## Requirements
Reproduce verbatim the listing from the line with "- event-luz-re-cell: [433, 351, 475, 360]" up to and including the line with "- event-id: 4112509: [49, 352, 76, 360]".

___ Rows

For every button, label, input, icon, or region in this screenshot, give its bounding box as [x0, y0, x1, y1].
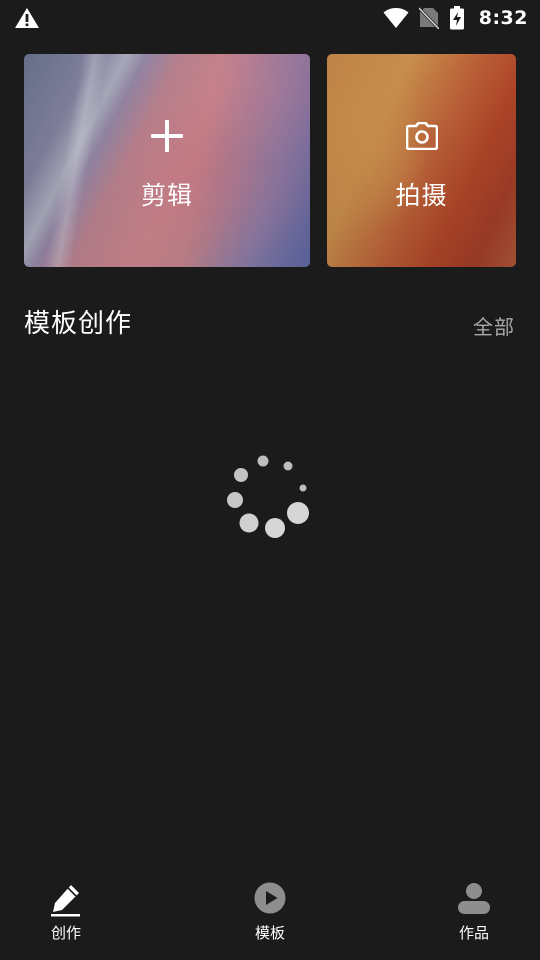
wifi-icon	[383, 8, 409, 28]
play-circle-icon	[254, 882, 286, 914]
status-time: 8:32	[478, 7, 528, 29]
shoot-card-label: 拍摄	[395, 181, 448, 210]
bottom-navigation: 创作 模板 作品	[0, 876, 540, 960]
nav-item-create[interactable]: 创作	[16, 876, 116, 960]
nav-label-create: 创作	[50, 924, 81, 942]
nav-label-works: 作品	[458, 924, 489, 942]
loading-spinner-icon	[227, 455, 309, 538]
nav-item-works[interactable]: 作品	[424, 876, 524, 960]
pencil-icon	[51, 885, 80, 917]
camera-icon	[405, 122, 438, 150]
no-sim-icon	[418, 7, 439, 29]
edit-card[interactable]: 剪辑	[24, 54, 310, 267]
shoot-card[interactable]: 拍摄	[327, 54, 516, 267]
edit-card-label: 剪辑	[140, 181, 193, 210]
nav-item-template[interactable]: 模板	[220, 876, 320, 960]
warning-icon	[15, 8, 39, 28]
status-bar: 8:32	[0, 0, 540, 36]
person-icon	[458, 883, 490, 914]
view-all-link[interactable]: 全部	[473, 311, 515, 340]
battery-charging-icon	[449, 6, 464, 30]
plus-icon	[151, 120, 183, 152]
status-icons: 8:32	[383, 4, 528, 32]
section-title: 模板创作	[24, 309, 133, 339]
nav-label-template: 模板	[254, 924, 285, 942]
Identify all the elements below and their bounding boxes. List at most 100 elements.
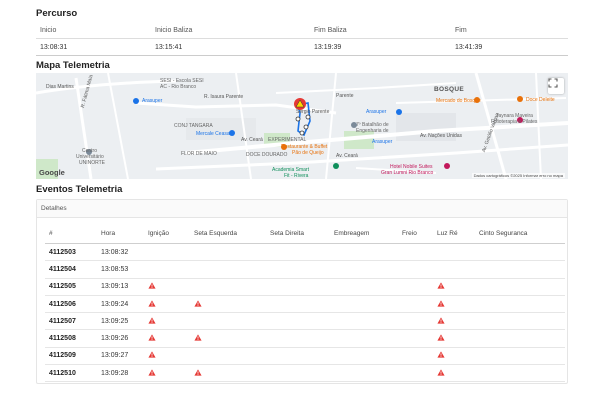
- event-luz-re-cell: [433, 351, 475, 360]
- map-label-centro-3: UNINORTE: [79, 160, 106, 166]
- table-row: 4112504 13:08:53: [45, 261, 565, 279]
- event-luz-re-cell: [433, 317, 475, 326]
- event-hora: 13:09:13: [101, 283, 129, 291]
- event-id: 4112503: [49, 248, 76, 256]
- table-row: 4112507 13:09:25: [45, 313, 565, 331]
- warning-icon: [194, 334, 202, 341]
- map-label-restaurante-2: Pão de Queijo: [292, 150, 324, 156]
- warning-icon: [148, 351, 156, 359]
- col-luz-re: Luz Ré: [437, 230, 458, 237]
- map-label-arasuper-2: Arasuper: [366, 109, 387, 115]
- map-label-parente: Parente: [336, 93, 354, 99]
- percurso-header-inicio-baliza: Inicio Baliza: [155, 26, 193, 34]
- col-cinto: Cinto Seguranca: [479, 230, 528, 237]
- event-id: 4112509: [49, 352, 76, 360]
- table-row: 4112506 13:09:24: [45, 296, 565, 314]
- map-label-dias-martins: Dias Martins: [46, 84, 74, 90]
- percurso-table: Inicio Inicio Baliza Fim Baliza Fim 13:0…: [36, 22, 568, 56]
- fullscreen-icon: [548, 78, 558, 88]
- warning-icon: [437, 351, 445, 359]
- event-hora: 13:08:32: [101, 248, 129, 256]
- map-label-hotel-2: Gran Lumni Rio Branco: [381, 170, 434, 176]
- warning-icon: [437, 282, 445, 289]
- eventos-header-row: # Hora Ignição Seta Esquerda Seta Direit…: [45, 224, 565, 244]
- warning-icon: [437, 317, 445, 324]
- col-hora: Hora: [101, 230, 116, 237]
- event-hora: 13:09:25: [101, 317, 129, 325]
- warning-icon: [148, 282, 156, 289]
- percurso-header-inicio: Inicio: [40, 26, 57, 34]
- table-row: 4112508 13:09:26: [45, 330, 565, 348]
- percurso-header-fim: Fim: [455, 26, 467, 34]
- warning-icon: [148, 299, 156, 307]
- col-seta-direita: Seta Direita: [270, 230, 304, 237]
- warning-icon: [148, 369, 156, 376]
- map-label-doce-deleite: Doce Deleite: [526, 97, 555, 103]
- table-row: 4112509 13:09:27: [45, 348, 565, 366]
- warning-icon: [194, 369, 202, 376]
- event-id: 4112508: [49, 335, 76, 343]
- map-label-academia-2: Fit - Rivera: [284, 173, 309, 179]
- warning-icon: [148, 317, 156, 324]
- map-label-flor-de-maio: FLOR DE MAIO: [181, 151, 217, 157]
- warning-icon: [437, 334, 445, 341]
- col-ignicao: Ignição: [148, 230, 169, 237]
- map-attribution[interactable]: Dados cartográficos ©2025 Informar erro …: [471, 173, 565, 178]
- event-hora: 13:08:53: [101, 265, 129, 273]
- map-label-arasuper-3: Arasuper: [372, 139, 393, 145]
- map-label-experimental: EXPERIMENTAL: [268, 137, 307, 143]
- percurso-fim-baliza-value: 13:19:39: [314, 43, 342, 51]
- percurso-header-row: Inicio Inicio Baliza Fim Baliza Fim: [36, 22, 568, 39]
- event-seta-esquerda-cell: [190, 299, 266, 309]
- event-luz-re-cell: [433, 299, 475, 309]
- col-seta-esquerda: Seta Esquerda: [194, 230, 238, 237]
- event-luz-re-cell: [433, 334, 475, 343]
- eventos-title: Eventos Telemetria: [36, 184, 123, 195]
- event-hora: 13:09:28: [101, 369, 129, 377]
- event-id: 4112505: [49, 283, 76, 291]
- percurso-inicio-value: 13:08:31: [40, 43, 68, 51]
- event-ignicao-cell: [144, 351, 190, 360]
- google-logo: Google: [39, 168, 65, 177]
- event-ignicao-cell: [144, 369, 190, 378]
- table-row: 4112503 13:08:32: [45, 244, 565, 262]
- map-label-batalhao-2: Engenharia de: [356, 128, 389, 134]
- percurso-inicio-baliza-value: 13:15:41: [155, 43, 183, 51]
- map-label-doce-dourado: DOCE DOURADO: [246, 152, 288, 158]
- warning-icon: [437, 299, 445, 307]
- percurso-row: 13:08:31 13:15:41 13:19:39 13:41:39: [36, 39, 568, 56]
- percurso-title: Percurso: [36, 8, 78, 19]
- map-label-av-nacoes: Av. Nações Unidas: [420, 133, 463, 139]
- eventos-table: # Hora Ignição Seta Esquerda Seta Direit…: [45, 224, 565, 383]
- fullscreen-button[interactable]: [548, 78, 564, 94]
- event-ignicao-cell: [144, 334, 190, 343]
- event-id: 4112510: [49, 369, 76, 377]
- event-luz-re-cell: [433, 282, 475, 291]
- event-ignicao-cell: [144, 317, 190, 326]
- event-hora: 13:09:27: [101, 352, 129, 360]
- map-roads: [36, 73, 568, 179]
- map-label-isaura-parente: R. Isaura Parente: [204, 94, 244, 100]
- map-label-arasuper-1: Arasuper: [142, 98, 163, 104]
- col-id: #: [49, 230, 53, 237]
- telemetry-map[interactable]: SESI - Escola SESI AC - Rio Branco Dias …: [36, 73, 568, 179]
- table-row: 4112505 13:09:13: [45, 279, 565, 296]
- event-hora: 13:09:26: [101, 335, 129, 343]
- map-label-av-ceara: Av. Ceará: [241, 137, 263, 143]
- warning-icon: [437, 369, 445, 376]
- col-embreagem: Embreagem: [334, 230, 370, 237]
- warning-icon: [194, 299, 202, 307]
- event-ignicao-cell: [144, 299, 190, 309]
- eventos-subtitle: Detalhes: [37, 200, 567, 218]
- map-label-mercale: Mercale Ceasa: [196, 131, 230, 137]
- event-seta-esquerda-cell: [190, 369, 266, 378]
- map-label-sergio-parente: Sergio Parente: [296, 109, 330, 115]
- percurso-header-fim-baliza: Fim Baliza: [314, 26, 347, 34]
- map-label-bosque: BOSQUE: [434, 86, 464, 93]
- event-ignicao-cell: [144, 282, 190, 291]
- map-label-conj-tangara: CONJ TANGARA: [174, 123, 213, 129]
- col-freio: Freio: [402, 230, 417, 237]
- eventos-panel: Detalhes # Hora Ignição Seta Esquerda Se…: [36, 199, 568, 384]
- event-hora: 13:09:24: [101, 300, 129, 308]
- map-label-av-ceara-2: Av. Ceará: [336, 153, 358, 159]
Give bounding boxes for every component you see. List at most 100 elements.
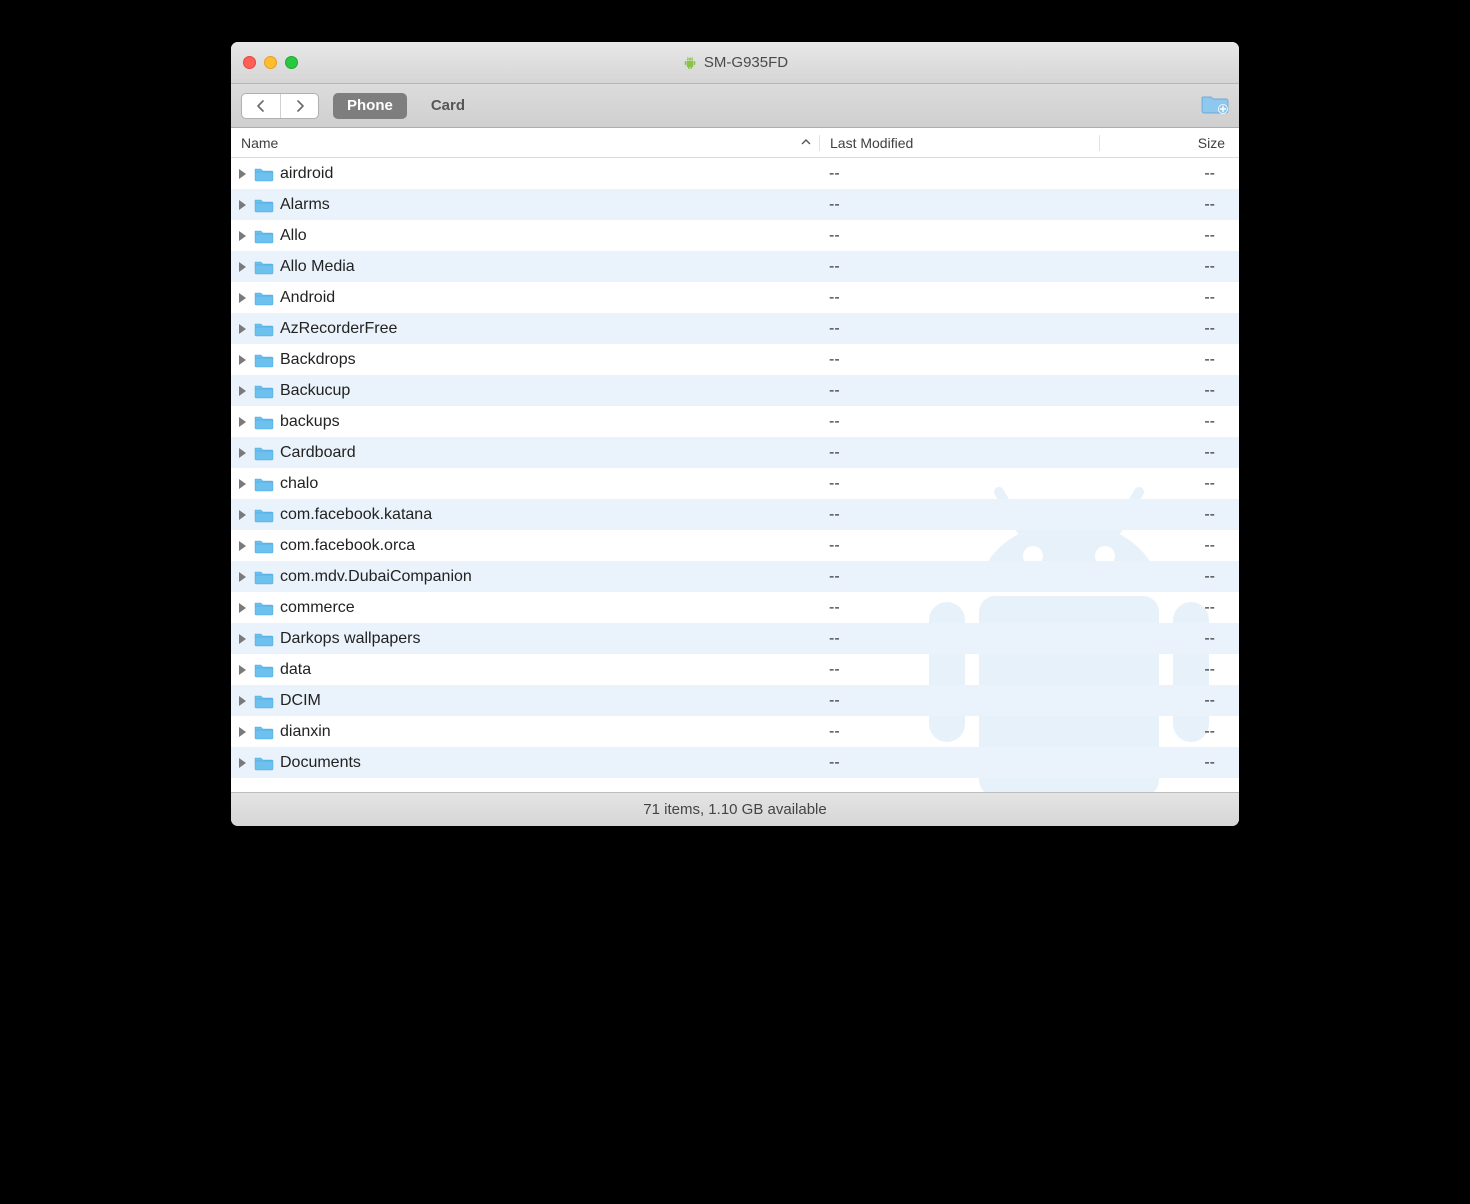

______

## Written answer
- event-luz-re-cell: [433, 351, 475, 360]
- map-label-centro-3: UNINORTE: [79, 160, 106, 166]
- table-row: 4112504 13:08:53: [45, 261, 565, 279]
- event-luz-re-cell: [433, 317, 475, 326]
- event-hora: 13:09:13: [101, 283, 129, 291]
- event-id: 4112503: [49, 248, 76, 256]
- table-row: 4112507 13:09:25: [45, 313, 565, 331]
- warning-icon: [194, 334, 202, 341]
- map-label-restaurante-2: Pão de Queijo: [292, 150, 324, 156]
- warning-icon: [148, 351, 156, 359]
- col-luz-re: Luz Ré: [437, 230, 458, 237]
- map-label-arasuper-2: Arasuper: [366, 109, 387, 115]
- map-label-parente: Parente: [336, 93, 354, 99]
- percurso-header-inicio-baliza: Inicio Baliza: [155, 26, 193, 34]
- col-cinto: Cinto Seguranca: [479, 230, 528, 237]
- event-id: 4112509: [49, 352, 76, 360]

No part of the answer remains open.